Records:

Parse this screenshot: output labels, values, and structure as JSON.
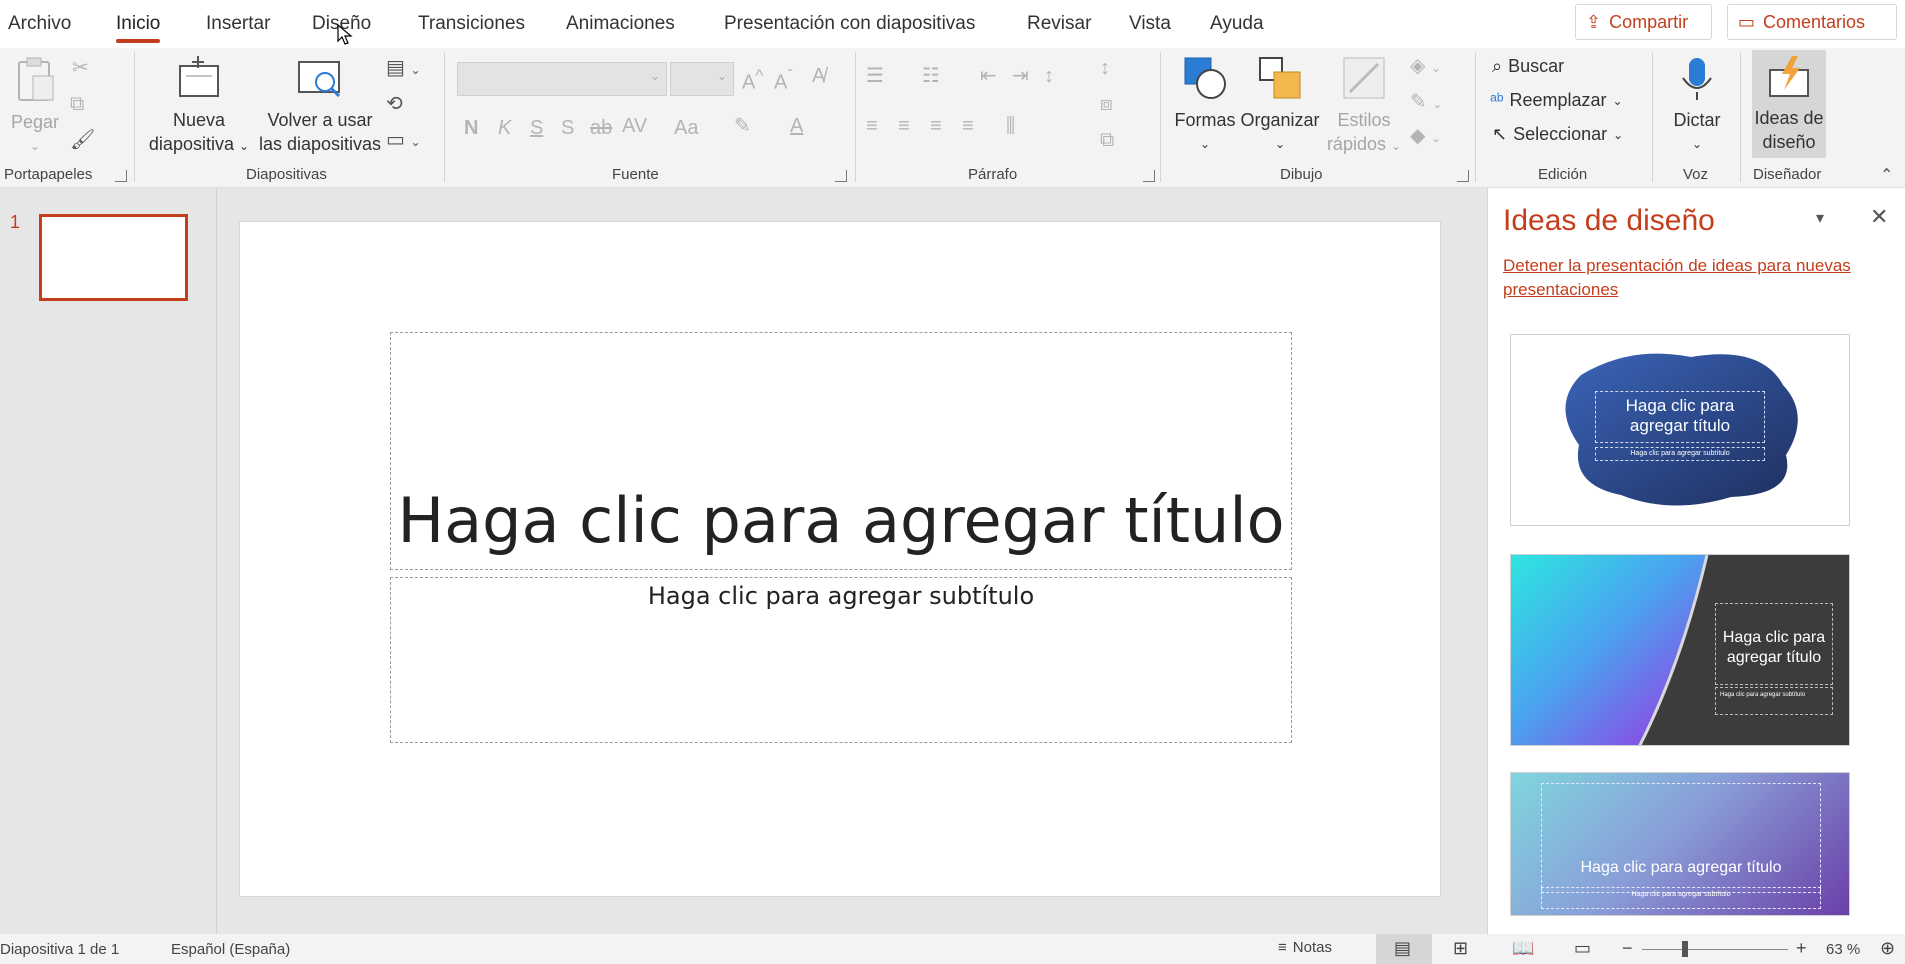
{
  "tabs": [
    "Archivo",
    "Inicio",
    "Insertar",
    "Diseño",
    "Transiciones",
    "Animaciones",
    "Presentación con diapositivas",
    "Revisar",
    "Vista",
    "Ayuda"
  ],
  "active_tab": "Inicio",
  "top_buttons": {
    "share": "Compartir",
    "comments": "Comentarios"
  },
  "ribbon": {
    "portapapeles": {
      "label": "Portapapeles",
      "paste": "Pegar"
    },
    "diapositivas": {
      "label": "Diapositivas",
      "new_slide_1": "Nueva",
      "new_slide_2": "diapositiva",
      "reuse_1": "Volver a usar",
      "reuse_2": "las diapositivas"
    },
    "fuente": {
      "label": "Fuente",
      "bold": "N",
      "italic": "K",
      "underline": "S",
      "shadow": "S",
      "strike": "ab",
      "spacing": "AV",
      "case": "Aa"
    },
    "parrafo": {
      "label": "Párrafo"
    },
    "dibujo": {
      "label": "Dibujo",
      "shapes": "Formas",
      "arrange": "Organizar",
      "quick_1": "Estilos",
      "quick_2": "rápidos"
    },
    "edicion": {
      "label": "Edición",
      "find": "Buscar",
      "replace": "Reemplazar",
      "select": "Seleccionar"
    },
    "voz": {
      "label": "Voz",
      "dictate": "Dictar"
    },
    "disenador": {
      "label": "Diseñador",
      "ideas_1": "Ideas de",
      "ideas_2": "diseño"
    }
  },
  "thumbnails": {
    "slide_number": "1"
  },
  "slide": {
    "title": "Haga clic para agregar título",
    "subtitle": "Haga clic para agregar subtítulo"
  },
  "design_pane": {
    "title": "Ideas de diseño",
    "stop_link": "Detener la presentación de ideas para nuevas presentaciones",
    "ideas": [
      {
        "title": "Haga clic para agregar título",
        "subtitle": "Haga clic para agregar subtítulo"
      },
      {
        "title": "Haga clic para agregar título",
        "subtitle": "Haga clic para agregar subtítulo"
      },
      {
        "title": "Haga clic para agregar título",
        "subtitle": "Haga clic para agregar subtítulo"
      }
    ]
  },
  "status": {
    "slide_info": "Diapositiva 1 de 1",
    "language": "Español (España)",
    "notes": "Notas",
    "zoom": "63 %"
  },
  "colors": {
    "accent": "#c43e1c",
    "ribbon_bg": "#f3f3f3",
    "canvas_bg": "#e6e6e6"
  }
}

Written instruction
Leave out the pictures and give the rest of the records again exactly.

Result for this exercise
Parse this screenshot: output labels, values, and structure as JSON.
{
  "tabs": [
    "Archivo",
    "Inicio",
    "Insertar",
    "Diseño",
    "Transiciones",
    "Animaciones",
    "Presentación con diapositivas",
    "Revisar",
    "Vista",
    "Ayuda"
  ],
  "active_tab": "Inicio",
  "top_buttons": {
    "share": "Compartir",
    "comments": "Comentarios"
  },
  "ribbon": {
    "portapapeles": {
      "label": "Portapapeles",
      "paste": "Pegar"
    },
    "diapositivas": {
      "label": "Diapositivas",
      "new_slide_1": "Nueva",
      "new_slide_2": "diapositiva",
      "reuse_1": "Volver a usar",
      "reuse_2": "las diapositivas"
    },
    "fuente": {
      "label": "Fuente",
      "bold": "N",
      "italic": "K",
      "underline": "S",
      "shadow": "S",
      "strike": "ab",
      "spacing": "AV",
      "case": "Aa"
    },
    "parrafo": {
      "label": "Párrafo"
    },
    "dibujo": {
      "label": "Dibujo",
      "shapes": "Formas",
      "arrange": "Organizar",
      "quick_1": "Estilos",
      "quick_2": "rápidos"
    },
    "edicion": {
      "label": "Edición",
      "find": "Buscar",
      "replace": "Reemplazar",
      "select": "Seleccionar"
    },
    "voz": {
      "label": "Voz",
      "dictate": "Dictar"
    },
    "disenador": {
      "label": "Diseñador",
      "ideas_1": "Ideas de",
      "ideas_2": "diseño"
    }
  },
  "thumbnails": {
    "slide_number": "1"
  },
  "slide": {
    "title": "Haga clic para agregar título",
    "subtitle": "Haga clic para agregar subtítulo"
  },
  "design_pane": {
    "title": "Ideas de diseño",
    "stop_link": "Detener la presentación de ideas para nuevas presentaciones",
    "ideas": [
      {
        "title": "Haga clic para agregar título",
        "subtitle": "Haga clic para agregar subtítulo"
      },
      {
        "title": "Haga clic para agregar título",
        "subtitle": "Haga clic para agregar subtítulo"
      },
      {
        "title": "Haga clic para agregar título",
        "subtitle": "Haga clic para agregar subtítulo"
      }
    ]
  },
  "status": {
    "slide_info": "Diapositiva 1 de 1",
    "language": "Español (España)",
    "notes": "Notas",
    "zoom": "63 %"
  },
  "colors": {
    "accent": "#c43e1c",
    "ribbon_bg": "#f3f3f3",
    "canvas_bg": "#e6e6e6"
  }
}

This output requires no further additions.